■ Text excerpt:
--*--

Why You Almost Never Create ReplicaSets Directly
ReplicaSets don't support rolling updates or rollbacks. That's exactly what Deployments add. In practice, you create a Deployment and it creates/manages a ReplicaSet for you.
You need to understand ReplicaSets because:
- Deployments own them under the hood
- Debugging often means inspecting the RS
- It explains the self-healing behavior you see
The RS name format when created by a Deployment: <deployment-name>-<pod-template-hash>. That hash changes every time the pod template changes — which is exactly how rolling updates work.
🧪 Practice — ReplicaSets
Lab: Self-healing in action
cat <<EOF | kubectl apply -f -
apiVersion: apps/v1
kind: ReplicaSet
metadata:
name: demo-rs
spec:
replicas: 3
selector:
matchLabels:
app: demo
template:
metadata:
labels:
app: demo
spec:
containers:
- name: nginx
image: nginx:1.25
EOF
kubectl get pods -l app=demo
# Open a watch in a second terminal: kubectl get pods --watch
# Kill one pod — RS heals immediately
kubectl delete pod $(kubectl get pods -l app=demo -o jsonpath='{.items[0].metadata.name}')
kubectl get pods -l app=demo # new pod already created
# Scale up
kubectl scale rs demo-rs --replicas=5
kubectl get pods -l app=demo
# Try creating a stray pod with the same label
cat <<EOF | kubectl apply -f -
apiVersion: v1
kind: Pod
metadata:
name: stray-pod
labels:
app: demo # matches RS selector!
spec:
containers:
- name: nginx
image: nginx:1.25
EOF
kubectl get pods -l app=demo # RS sees 6, wants 5 → deletes one
Cleanup
kubectl delete rs demo-rs
Deployments: The Standard Way to Run Apps
A Deployment is what you use 90% of the time. It wraps a ReplicaSet and adds rolling updates, rollbacks, and version history.
You → Deployment → manages → ReplicaSets → manages → Pods
│
├── RS v1 (old image) → 0 pods
└── RS v2 (new image) → 3 pods ✅
How a Rolling Update Actually Works
With maxSurge: 1, maxUnavailable: 0 and 3 replicas:
[v1][v1][v1] # start
[v1][v1][v1][v2] # spin up 1 new pod (surge)
[v1][v1][v2] # v2 passes readiness → kill 1 v1
[v1][v1][v2][v2] # spin up another v2
[v1][v2][v2] # v2 passes → kill v1
[v1][v2][v2][v2] # final new pod
[v2][v2][v2] # all updated, zero downtime ✅
The readiness probe gates each step. Without it, Kubernetes can't tell when a new pod is actually ready.
Production Deployment YAML
apiVersion: apps/v1
kind: Deployment
metadata:
name: orders-api
namespace: production
spec:
replicas: 3
selector:
matchLabels:
app: orders-api
strategy:
type: RollingUpdate
rollingUpdate:
maxSurge: 1
maxUnavailable: 0 # never go below desired count
minReadySeconds: 10
revisionHistoryLimit: 5
template:
metadata:
labels:
app: orders-api
spec:
containers:
- name: api
image: mycompany/orders-api:3.0.1
readinessProbe:
httpGet:
path: /ready
port: 3000
initialDelaySeconds: 5
periodSeconds: 5
The Commands You'll Use Daily
# Update image → triggers rolling update
kubectl set image deployment/my-app app=nginx:1.26
# Watch it happen
kubectl rollout status deployment/my-app
# Something went wrong?

--*--

■ Data extract:
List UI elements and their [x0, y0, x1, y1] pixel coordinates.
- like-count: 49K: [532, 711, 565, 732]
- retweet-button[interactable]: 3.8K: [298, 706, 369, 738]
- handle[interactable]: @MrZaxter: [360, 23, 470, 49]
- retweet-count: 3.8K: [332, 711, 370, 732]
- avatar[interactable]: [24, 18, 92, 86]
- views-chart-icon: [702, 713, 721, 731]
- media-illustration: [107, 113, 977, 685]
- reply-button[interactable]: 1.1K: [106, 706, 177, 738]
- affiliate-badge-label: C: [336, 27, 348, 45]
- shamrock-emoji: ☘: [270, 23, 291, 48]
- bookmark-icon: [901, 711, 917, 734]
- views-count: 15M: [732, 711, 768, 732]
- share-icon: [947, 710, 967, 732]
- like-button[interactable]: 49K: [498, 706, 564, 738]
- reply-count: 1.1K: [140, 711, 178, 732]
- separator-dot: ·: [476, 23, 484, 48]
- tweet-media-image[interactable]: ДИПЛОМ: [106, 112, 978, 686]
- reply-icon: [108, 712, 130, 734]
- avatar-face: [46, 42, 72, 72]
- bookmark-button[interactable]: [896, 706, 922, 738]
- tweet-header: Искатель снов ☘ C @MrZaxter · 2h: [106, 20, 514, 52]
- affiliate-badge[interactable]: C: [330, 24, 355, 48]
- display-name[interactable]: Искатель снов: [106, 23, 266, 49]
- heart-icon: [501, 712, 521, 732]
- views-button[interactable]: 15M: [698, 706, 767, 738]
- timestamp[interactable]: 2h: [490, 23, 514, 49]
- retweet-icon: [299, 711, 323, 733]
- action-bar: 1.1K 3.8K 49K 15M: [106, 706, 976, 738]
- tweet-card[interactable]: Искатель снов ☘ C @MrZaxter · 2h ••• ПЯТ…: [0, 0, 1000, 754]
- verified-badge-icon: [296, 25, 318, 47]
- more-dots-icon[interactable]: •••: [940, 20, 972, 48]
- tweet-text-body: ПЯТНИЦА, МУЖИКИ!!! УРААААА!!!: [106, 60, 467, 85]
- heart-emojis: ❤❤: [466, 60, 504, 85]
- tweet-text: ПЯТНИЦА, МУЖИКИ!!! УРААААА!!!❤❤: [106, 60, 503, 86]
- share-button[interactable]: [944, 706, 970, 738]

--*--

■ Your instructions:
Set down, word for word, the part of the Kubernetes text that opens with the words containing "[v1][v1][v2] # v2" and closes with "is actually ready.".

■ Task output:
[v1][v1][v2] # v2 passes readiness → kill 1 v1
[v1][v1][v2][v2] # spin up another v2
[v1][v2][v2] # v2 passes → kill v1
[v1][v2][v2][v2] # final new pod
[v2][v2][v2] # all updated, zero downtime ✅
The readiness probe gates each step. Without it, Kubernetes can't tell when a new pod is actually ready.